*PROBLEM STATEMENT*:
Identify each line below containing the string "this" and copy it.

(Stored items from a collection)
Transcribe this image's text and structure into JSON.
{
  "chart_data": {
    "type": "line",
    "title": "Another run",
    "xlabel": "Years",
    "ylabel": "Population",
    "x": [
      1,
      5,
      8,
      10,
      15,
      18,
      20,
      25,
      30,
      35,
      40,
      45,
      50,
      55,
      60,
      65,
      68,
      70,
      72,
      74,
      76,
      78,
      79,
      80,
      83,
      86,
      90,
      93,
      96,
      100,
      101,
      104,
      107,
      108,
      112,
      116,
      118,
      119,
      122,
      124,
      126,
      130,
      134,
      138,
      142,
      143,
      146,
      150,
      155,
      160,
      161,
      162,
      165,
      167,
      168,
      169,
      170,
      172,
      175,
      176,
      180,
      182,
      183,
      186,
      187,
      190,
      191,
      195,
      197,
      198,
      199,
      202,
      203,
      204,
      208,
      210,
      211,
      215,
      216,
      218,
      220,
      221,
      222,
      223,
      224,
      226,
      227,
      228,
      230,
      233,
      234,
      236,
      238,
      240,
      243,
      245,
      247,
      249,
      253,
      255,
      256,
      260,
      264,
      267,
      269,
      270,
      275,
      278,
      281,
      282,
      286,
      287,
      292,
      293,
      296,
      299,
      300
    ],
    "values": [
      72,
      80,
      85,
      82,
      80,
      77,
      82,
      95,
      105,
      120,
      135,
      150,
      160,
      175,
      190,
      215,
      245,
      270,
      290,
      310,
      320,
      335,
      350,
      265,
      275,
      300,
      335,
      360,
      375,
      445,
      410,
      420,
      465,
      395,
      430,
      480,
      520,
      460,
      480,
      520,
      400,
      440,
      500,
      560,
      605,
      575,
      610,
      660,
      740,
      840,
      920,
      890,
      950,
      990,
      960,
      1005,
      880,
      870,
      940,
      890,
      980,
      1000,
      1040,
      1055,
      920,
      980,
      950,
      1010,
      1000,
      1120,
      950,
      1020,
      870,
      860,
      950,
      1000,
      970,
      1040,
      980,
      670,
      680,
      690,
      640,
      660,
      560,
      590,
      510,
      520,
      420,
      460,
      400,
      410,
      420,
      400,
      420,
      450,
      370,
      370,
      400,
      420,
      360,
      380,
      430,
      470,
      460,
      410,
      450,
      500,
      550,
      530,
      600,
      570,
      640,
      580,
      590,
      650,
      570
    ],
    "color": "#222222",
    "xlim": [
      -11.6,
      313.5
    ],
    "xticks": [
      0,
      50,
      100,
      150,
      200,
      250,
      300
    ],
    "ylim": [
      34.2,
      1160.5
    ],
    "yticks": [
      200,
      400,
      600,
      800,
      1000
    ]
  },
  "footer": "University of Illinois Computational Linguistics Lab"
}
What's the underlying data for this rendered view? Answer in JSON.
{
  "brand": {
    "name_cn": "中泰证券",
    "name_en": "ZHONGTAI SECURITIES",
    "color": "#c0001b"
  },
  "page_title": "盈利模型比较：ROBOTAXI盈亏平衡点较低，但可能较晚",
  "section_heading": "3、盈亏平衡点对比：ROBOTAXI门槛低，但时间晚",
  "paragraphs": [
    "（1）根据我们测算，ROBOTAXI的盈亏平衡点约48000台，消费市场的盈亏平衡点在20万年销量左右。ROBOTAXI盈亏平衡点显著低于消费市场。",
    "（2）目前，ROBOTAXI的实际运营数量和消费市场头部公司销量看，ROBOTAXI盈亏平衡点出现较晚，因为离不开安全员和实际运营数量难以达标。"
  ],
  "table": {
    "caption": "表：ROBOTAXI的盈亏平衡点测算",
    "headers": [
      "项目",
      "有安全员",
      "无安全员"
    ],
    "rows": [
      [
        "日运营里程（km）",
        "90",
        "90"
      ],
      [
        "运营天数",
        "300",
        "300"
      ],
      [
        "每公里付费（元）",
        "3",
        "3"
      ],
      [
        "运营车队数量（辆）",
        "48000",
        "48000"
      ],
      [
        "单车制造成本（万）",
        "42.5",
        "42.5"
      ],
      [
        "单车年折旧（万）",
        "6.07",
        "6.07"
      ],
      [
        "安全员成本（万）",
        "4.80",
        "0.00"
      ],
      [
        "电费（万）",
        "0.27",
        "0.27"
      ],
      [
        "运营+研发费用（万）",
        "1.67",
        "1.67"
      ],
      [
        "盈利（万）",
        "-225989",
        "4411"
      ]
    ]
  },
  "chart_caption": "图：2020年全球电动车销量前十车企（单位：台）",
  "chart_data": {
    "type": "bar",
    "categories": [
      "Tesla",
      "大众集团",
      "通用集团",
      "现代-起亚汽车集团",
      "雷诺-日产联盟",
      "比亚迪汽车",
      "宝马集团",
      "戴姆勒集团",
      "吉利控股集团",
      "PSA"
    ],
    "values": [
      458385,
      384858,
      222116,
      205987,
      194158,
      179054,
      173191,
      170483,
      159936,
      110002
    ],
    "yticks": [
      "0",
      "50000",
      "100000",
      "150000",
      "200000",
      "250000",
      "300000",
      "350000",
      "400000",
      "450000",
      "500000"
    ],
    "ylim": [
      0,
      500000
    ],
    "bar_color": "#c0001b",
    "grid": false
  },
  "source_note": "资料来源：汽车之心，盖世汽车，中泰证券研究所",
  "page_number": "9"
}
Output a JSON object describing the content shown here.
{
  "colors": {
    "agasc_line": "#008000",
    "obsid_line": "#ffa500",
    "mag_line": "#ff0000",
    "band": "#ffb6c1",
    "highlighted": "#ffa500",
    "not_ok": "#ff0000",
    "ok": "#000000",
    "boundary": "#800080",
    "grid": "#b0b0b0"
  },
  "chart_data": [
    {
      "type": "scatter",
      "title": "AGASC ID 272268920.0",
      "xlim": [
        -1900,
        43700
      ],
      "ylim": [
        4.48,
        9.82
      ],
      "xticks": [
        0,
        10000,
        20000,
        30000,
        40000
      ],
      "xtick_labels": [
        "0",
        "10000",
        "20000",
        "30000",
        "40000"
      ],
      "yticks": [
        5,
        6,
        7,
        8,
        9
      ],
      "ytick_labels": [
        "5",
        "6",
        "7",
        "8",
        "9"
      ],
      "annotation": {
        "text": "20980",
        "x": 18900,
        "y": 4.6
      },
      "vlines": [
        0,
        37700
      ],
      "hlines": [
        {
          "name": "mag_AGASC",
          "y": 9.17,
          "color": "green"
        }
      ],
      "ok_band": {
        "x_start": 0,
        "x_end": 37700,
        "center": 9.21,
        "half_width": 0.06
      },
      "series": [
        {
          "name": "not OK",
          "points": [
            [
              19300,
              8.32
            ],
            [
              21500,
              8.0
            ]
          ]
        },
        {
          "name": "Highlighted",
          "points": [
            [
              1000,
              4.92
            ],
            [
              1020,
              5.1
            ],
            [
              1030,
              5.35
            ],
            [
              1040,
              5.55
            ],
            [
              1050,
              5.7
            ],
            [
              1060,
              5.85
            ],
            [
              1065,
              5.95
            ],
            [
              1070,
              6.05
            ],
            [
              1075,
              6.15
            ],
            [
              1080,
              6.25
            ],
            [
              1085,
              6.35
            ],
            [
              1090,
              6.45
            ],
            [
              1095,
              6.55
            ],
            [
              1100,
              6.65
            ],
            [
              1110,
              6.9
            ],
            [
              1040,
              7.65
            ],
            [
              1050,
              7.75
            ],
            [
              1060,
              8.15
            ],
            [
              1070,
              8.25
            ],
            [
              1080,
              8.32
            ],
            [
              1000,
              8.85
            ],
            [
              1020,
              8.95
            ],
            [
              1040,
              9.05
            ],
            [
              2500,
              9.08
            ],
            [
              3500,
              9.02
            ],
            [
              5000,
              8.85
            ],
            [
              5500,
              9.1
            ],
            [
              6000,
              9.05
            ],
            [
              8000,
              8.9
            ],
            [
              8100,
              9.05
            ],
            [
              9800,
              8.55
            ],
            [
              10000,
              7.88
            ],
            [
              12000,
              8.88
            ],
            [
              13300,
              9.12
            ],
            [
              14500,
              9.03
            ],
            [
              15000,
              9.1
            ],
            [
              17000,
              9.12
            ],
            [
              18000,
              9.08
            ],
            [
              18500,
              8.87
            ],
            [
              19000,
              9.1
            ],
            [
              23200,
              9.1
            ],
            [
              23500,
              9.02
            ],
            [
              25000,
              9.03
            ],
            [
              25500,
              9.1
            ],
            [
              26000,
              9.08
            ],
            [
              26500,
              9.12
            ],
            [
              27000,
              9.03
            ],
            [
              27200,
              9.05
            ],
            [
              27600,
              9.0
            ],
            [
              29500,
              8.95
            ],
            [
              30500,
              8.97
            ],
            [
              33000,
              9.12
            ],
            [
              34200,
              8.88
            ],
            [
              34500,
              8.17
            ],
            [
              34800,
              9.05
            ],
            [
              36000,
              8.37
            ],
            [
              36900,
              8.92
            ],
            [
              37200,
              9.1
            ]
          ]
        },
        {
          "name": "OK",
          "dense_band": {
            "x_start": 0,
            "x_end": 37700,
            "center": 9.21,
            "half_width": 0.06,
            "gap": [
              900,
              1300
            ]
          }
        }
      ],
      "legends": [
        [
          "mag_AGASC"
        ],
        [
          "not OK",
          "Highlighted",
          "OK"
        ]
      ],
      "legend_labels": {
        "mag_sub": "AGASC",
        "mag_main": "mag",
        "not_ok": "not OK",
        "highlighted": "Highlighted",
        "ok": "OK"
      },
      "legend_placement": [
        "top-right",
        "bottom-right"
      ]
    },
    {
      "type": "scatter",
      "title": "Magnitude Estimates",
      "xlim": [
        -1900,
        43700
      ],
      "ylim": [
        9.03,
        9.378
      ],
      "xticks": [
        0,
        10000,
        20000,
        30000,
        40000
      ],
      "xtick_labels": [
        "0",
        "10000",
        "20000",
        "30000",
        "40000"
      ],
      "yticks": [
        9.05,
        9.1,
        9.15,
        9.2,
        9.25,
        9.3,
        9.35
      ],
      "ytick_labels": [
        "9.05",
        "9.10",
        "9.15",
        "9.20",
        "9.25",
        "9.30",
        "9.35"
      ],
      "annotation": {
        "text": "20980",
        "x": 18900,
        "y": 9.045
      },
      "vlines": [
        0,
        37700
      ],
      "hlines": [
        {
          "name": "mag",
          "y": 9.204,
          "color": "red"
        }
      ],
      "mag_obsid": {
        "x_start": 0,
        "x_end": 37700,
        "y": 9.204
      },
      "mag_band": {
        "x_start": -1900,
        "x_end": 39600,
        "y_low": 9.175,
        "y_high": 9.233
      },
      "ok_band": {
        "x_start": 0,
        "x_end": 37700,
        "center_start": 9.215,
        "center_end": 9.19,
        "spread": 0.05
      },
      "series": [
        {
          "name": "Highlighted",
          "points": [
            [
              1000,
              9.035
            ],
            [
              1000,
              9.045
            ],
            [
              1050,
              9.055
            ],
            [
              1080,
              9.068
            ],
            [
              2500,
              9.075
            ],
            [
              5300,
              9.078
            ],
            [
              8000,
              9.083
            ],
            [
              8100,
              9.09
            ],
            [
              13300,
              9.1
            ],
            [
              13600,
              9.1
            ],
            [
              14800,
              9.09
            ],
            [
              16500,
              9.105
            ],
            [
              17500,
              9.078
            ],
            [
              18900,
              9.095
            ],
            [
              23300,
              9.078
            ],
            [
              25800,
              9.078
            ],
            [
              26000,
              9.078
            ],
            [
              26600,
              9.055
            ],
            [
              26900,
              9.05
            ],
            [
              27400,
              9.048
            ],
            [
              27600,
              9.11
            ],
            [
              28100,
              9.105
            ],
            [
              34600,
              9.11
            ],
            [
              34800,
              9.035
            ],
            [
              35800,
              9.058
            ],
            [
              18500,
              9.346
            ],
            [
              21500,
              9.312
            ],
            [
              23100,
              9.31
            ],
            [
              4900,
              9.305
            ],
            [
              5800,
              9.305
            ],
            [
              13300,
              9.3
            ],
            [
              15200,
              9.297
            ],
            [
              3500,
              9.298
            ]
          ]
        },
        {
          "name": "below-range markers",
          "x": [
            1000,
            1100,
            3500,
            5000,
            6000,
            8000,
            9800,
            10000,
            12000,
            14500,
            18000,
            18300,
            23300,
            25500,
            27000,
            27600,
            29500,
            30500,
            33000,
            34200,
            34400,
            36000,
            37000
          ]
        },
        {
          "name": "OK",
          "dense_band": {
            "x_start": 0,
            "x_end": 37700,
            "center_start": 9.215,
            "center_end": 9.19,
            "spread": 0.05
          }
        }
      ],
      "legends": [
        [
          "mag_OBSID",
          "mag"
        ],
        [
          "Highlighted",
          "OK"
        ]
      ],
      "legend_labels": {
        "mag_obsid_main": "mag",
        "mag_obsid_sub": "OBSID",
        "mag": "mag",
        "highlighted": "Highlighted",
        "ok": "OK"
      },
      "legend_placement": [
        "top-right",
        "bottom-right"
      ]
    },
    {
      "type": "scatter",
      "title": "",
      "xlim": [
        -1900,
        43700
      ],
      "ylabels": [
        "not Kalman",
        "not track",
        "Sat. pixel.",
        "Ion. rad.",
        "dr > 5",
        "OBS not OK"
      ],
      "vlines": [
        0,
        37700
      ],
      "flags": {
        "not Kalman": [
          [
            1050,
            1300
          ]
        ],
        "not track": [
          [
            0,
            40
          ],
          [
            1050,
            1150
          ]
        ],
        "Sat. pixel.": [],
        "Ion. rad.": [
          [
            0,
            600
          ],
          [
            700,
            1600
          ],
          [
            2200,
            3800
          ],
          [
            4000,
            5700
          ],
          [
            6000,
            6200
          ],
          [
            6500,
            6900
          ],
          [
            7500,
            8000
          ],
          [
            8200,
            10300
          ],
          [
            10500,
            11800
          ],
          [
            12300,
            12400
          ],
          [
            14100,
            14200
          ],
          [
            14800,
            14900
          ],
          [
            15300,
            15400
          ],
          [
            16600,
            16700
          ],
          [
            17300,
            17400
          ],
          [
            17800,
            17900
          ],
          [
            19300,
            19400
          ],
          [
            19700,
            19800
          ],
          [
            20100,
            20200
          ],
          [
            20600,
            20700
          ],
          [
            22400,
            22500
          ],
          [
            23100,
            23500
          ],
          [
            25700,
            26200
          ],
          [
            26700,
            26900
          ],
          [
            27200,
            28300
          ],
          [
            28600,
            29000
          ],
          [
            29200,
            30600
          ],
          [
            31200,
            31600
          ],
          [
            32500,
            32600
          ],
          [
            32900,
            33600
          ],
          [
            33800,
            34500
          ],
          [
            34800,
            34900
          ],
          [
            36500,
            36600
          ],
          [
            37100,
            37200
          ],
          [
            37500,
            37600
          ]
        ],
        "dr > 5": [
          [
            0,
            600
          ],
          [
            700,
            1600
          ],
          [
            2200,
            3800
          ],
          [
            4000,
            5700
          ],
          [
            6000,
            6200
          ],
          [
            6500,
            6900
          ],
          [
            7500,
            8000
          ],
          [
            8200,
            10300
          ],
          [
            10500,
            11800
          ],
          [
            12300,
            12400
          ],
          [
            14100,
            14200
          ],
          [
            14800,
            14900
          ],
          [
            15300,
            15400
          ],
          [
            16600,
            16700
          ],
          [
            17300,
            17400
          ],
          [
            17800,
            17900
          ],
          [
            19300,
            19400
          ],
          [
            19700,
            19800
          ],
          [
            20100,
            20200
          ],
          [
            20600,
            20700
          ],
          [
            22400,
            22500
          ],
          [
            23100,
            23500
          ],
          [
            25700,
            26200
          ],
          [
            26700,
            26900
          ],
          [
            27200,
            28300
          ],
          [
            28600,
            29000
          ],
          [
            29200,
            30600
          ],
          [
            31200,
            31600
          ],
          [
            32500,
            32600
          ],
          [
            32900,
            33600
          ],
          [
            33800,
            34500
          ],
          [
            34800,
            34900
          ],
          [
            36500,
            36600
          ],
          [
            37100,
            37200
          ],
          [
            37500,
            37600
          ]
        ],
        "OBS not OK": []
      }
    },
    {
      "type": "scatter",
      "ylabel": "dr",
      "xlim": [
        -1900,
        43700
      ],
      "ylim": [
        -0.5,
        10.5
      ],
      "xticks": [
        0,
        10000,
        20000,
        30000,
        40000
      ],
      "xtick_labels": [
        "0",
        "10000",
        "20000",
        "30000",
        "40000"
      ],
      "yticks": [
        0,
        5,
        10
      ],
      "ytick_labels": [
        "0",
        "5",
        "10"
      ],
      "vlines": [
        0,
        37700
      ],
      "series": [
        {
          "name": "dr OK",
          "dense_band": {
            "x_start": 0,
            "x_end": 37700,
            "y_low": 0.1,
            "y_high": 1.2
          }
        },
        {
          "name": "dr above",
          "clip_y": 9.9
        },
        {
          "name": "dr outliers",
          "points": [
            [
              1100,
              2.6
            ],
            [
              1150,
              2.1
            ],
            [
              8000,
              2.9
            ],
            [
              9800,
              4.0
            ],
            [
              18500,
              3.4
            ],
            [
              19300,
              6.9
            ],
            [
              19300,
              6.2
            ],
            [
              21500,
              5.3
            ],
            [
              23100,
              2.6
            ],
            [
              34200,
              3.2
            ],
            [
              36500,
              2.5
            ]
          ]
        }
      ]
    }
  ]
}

*ANSWER TO THE TASK*:
Transcribe this image's text and structure into JSON.
What's the underlying data for this rendered view? Answer in JSON.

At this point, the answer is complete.